── Records to use

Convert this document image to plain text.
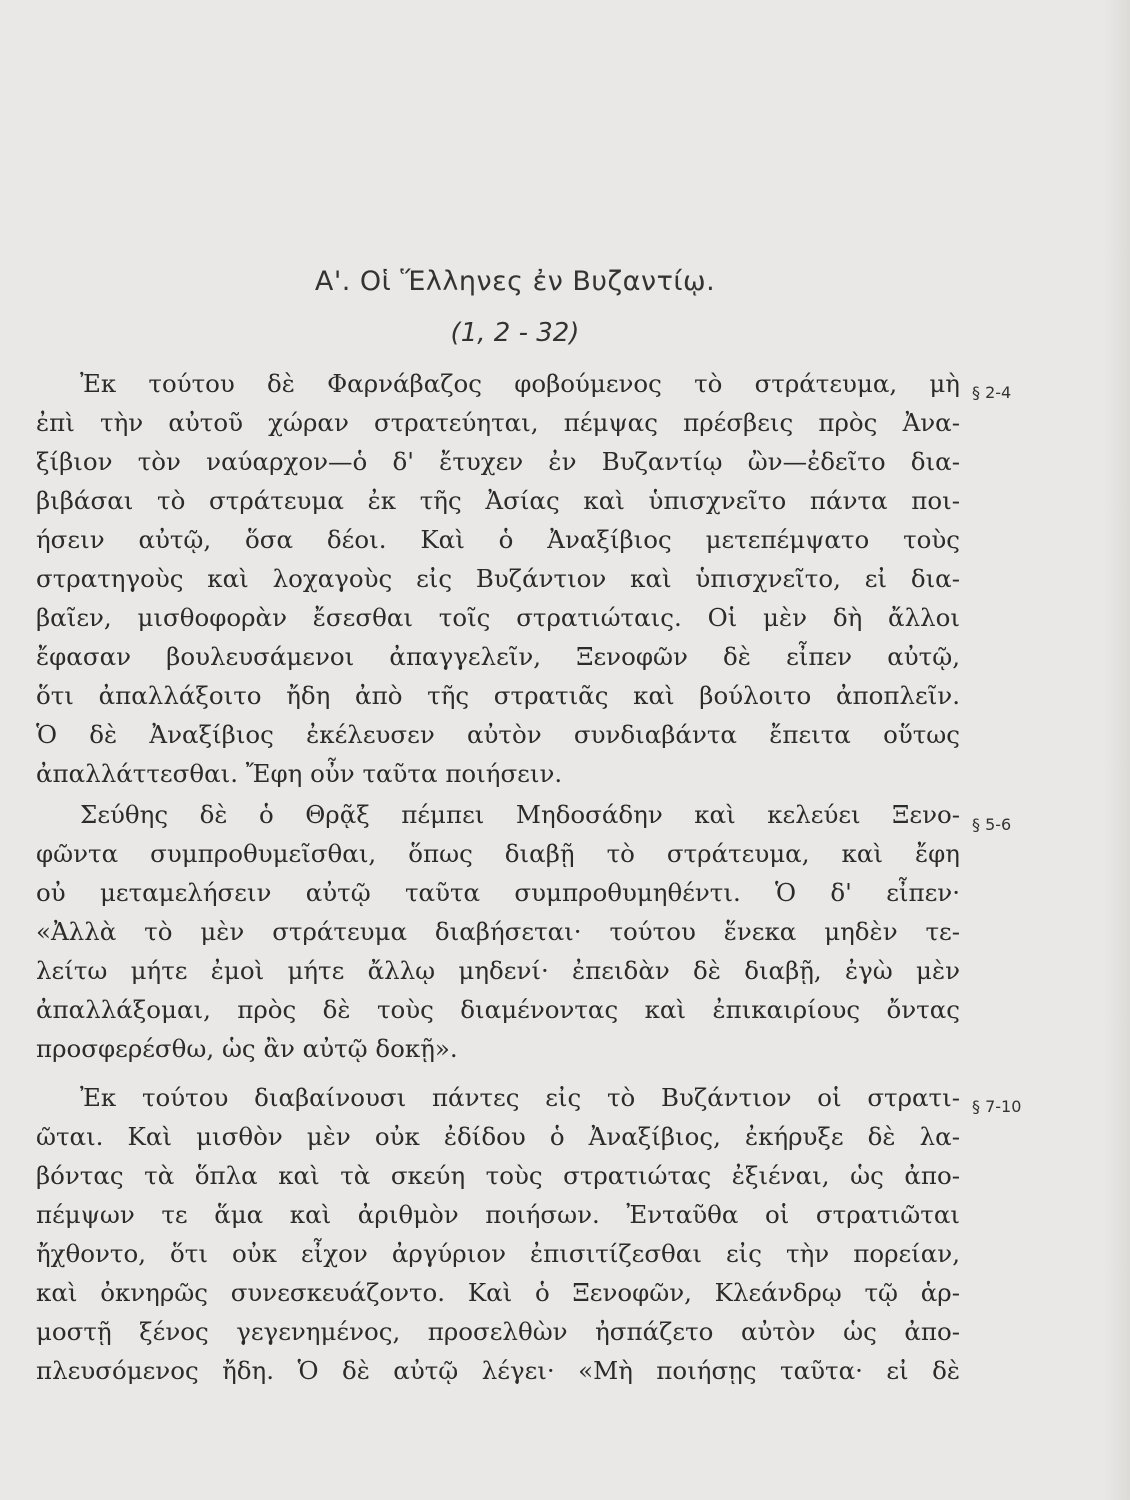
Α'. Οἱ Ἕλληνες ἐν Βυζαντίῳ.
(1, 2 - 32)
Ἐκ τούτου δὲ Φαρνάβαζος φοβούμενος τὸ στράτευμα, μὴ
ἐπὶ τὴν αὐτοῦ χώραν στρατεύηται, πέμψας πρέσβεις πρὸς Ἀνα-
ξίβιον τὸν ναύαρχον—ὁ δ' ἔτυχεν ἐν Βυζαντίῳ ὢν—ἐδεῖτο δια-
βιβάσαι τὸ στράτευμα ἐκ τῆς Ἀσίας καὶ ὑπισχνεῖτο πάντα ποι-
ήσειν αὐτῷ, ὅσα δέοι. Καὶ ὁ Ἀναξίβιος μετεπέμψατο τοὺς
στρατηγοὺς καὶ λοχαγοὺς εἰς Βυζάντιον καὶ ὑπισχνεῖτο, εἰ δια-
βαῖεν, μισθοφορὰν ἔσεσθαι τοῖς στρατιώταις. Οἱ μὲν δὴ ἄλλοι
ἔφασαν βουλευσάμενοι ἀπαγγελεῖν, Ξενοφῶν δὲ εἶπεν αὐτῷ,
ὅτι ἀπαλλάξοιτο ἤδη ἀπὸ τῆς στρατιᾶς καὶ βούλοιτο ἀποπλεῖν.
Ὁ δὲ Ἀναξίβιος ἐκέλευσεν αὐτὸν συνδιαβάντα ἔπειτα οὕτως
ἀπαλλάττεσθαι. Ἔφη οὖν ταῦτα ποιήσειν.
Σεύθης δὲ ὁ Θρᾷξ πέμπει Μηδοσάδην καὶ κελεύει Ξενο-
φῶντα συμπροθυμεῖσθαι, ὅπως διαβῇ τὸ στράτευμα, καὶ ἔφη
οὐ μεταμελήσειν αὐτῷ ταῦτα συμπροθυμηθέντι. Ὁ δ' εἶπεν·
«Ἀλλὰ τὸ μὲν στράτευμα διαβήσεται· τούτου ἕνεκα μηδὲν τε-
λείτω μήτε ἐμοὶ μήτε ἄλλῳ μηδενί· ἐπειδὰν δὲ διαβῇ, ἐγὼ μὲν
ἀπαλλάξομαι, πρὸς δὲ τοὺς διαμένοντας καὶ ἐπικαιρίους ὄντας
προσφερέσθω, ὡς ἂν αὐτῷ δοκῇ».
Ἐκ τούτου διαβαίνουσι πάντες εἰς τὸ Βυζάντιον οἱ στρατι-
ῶται. Καὶ μισθὸν μὲν οὐκ ἐδίδου ὁ Ἀναξίβιος, ἐκήρυξε δὲ λα-
βόντας τὰ ὅπλα καὶ τὰ σκεύη τοὺς στρατιώτας ἐξιέναι, ὡς ἀπο-
πέμψων τε ἅμα καὶ ἀριθμὸν ποιήσων. Ἐνταῦθα οἱ στρατιῶται
ἤχθοντο, ὅτι οὐκ εἶχον ἀργύριον ἐπισιτίζεσθαι εἰς τὴν πορείαν,
καὶ ὀκνηρῶς συνεσκευάζοντο. Καὶ ὁ Ξενοφῶν, Κλεάνδρῳ τῷ ἁρ-
μοστῇ ξένος γεγενημένος, προσελθὼν ἠσπάζετο αὐτὸν ὡς ἀπο-
πλευσόμενος ἤδη. Ὁ δὲ αὐτῷ λέγει· «Μὴ ποιήσῃς ταῦτα· εἰ δὲ
§ 2-4
§ 5-6
§ 7-10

────

--- What the task asks ---
The entries above are to be returned exactly, without their pictures.

--- Exercise result ---
Convert this document image to plain text.
Α'. Οἱ Ἕλληνες ἐν Βυζαντίῳ.
(1, 2 - 32)
Ἐκ τούτου δὲ Φαρνάβαζος φοβούμενος τὸ στράτευμα, μὴ
ἐπὶ τὴν αὐτοῦ χώραν στρατεύηται, πέμψας πρέσβεις πρὸς Ἀνα-
ξίβιον τὸν ναύαρχον—ὁ δ' ἔτυχεν ἐν Βυζαντίῳ ὢν—ἐδεῖτο δια-
βιβάσαι τὸ στράτευμα ἐκ τῆς Ἀσίας καὶ ὑπισχνεῖτο πάντα ποι-
ήσειν αὐτῷ, ὅσα δέοι. Καὶ ὁ Ἀναξίβιος μετεπέμψατο τοὺς
στρατηγοὺς καὶ λοχαγοὺς εἰς Βυζάντιον καὶ ὑπισχνεῖτο, εἰ δια-
βαῖεν, μισθοφορὰν ἔσεσθαι τοῖς στρατιώταις. Οἱ μὲν δὴ ἄλλοι
ἔφασαν βουλευσάμενοι ἀπαγγελεῖν, Ξενοφῶν δὲ εἶπεν αὐτῷ,
ὅτι ἀπαλλάξοιτο ἤδη ἀπὸ τῆς στρατιᾶς καὶ βούλοιτο ἀποπλεῖν.
Ὁ δὲ Ἀναξίβιος ἐκέλευσεν αὐτὸν συνδιαβάντα ἔπειτα οὕτως
ἀπαλλάττεσθαι. Ἔφη οὖν ταῦτα ποιήσειν.
Σεύθης δὲ ὁ Θρᾷξ πέμπει Μηδοσάδην καὶ κελεύει Ξενο-
φῶντα συμπροθυμεῖσθαι, ὅπως διαβῇ τὸ στράτευμα, καὶ ἔφη
οὐ μεταμελήσειν αὐτῷ ταῦτα συμπροθυμηθέντι. Ὁ δ' εἶπεν·
«Ἀλλὰ τὸ μὲν στράτευμα διαβήσεται· τούτου ἕνεκα μηδὲν τε-
λείτω μήτε ἐμοὶ μήτε ἄλλῳ μηδενί· ἐπειδὰν δὲ διαβῇ, ἐγὼ μὲν
ἀπαλλάξομαι, πρὸς δὲ τοὺς διαμένοντας καὶ ἐπικαιρίους ὄντας
προσφερέσθω, ὡς ἂν αὐτῷ δοκῇ».
Ἐκ τούτου διαβαίνουσι πάντες εἰς τὸ Βυζάντιον οἱ στρατι-
ῶται. Καὶ μισθὸν μὲν οὐκ ἐδίδου ὁ Ἀναξίβιος, ἐκήρυξε δὲ λα-
βόντας τὰ ὅπλα καὶ τὰ σκεύη τοὺς στρατιώτας ἐξιέναι, ὡς ἀπο-
πέμψων τε ἅμα καὶ ἀριθμὸν ποιήσων. Ἐνταῦθα οἱ στρατιῶται
ἤχθοντο, ὅτι οὐκ εἶχον ἀργύριον ἐπισιτίζεσθαι εἰς τὴν πορείαν,
καὶ ὀκνηρῶς συνεσκευάζοντο. Καὶ ὁ Ξενοφῶν, Κλεάνδρῳ τῷ ἁρ-
μοστῇ ξένος γεγενημένος, προσελθὼν ἠσπάζετο αὐτὸν ὡς ἀπο-
πλευσόμενος ἤδη. Ὁ δὲ αὐτῷ λέγει· «Μὴ ποιήσῃς ταῦτα· εἰ δὲ
§ 2-4
§ 5-6
§ 7-10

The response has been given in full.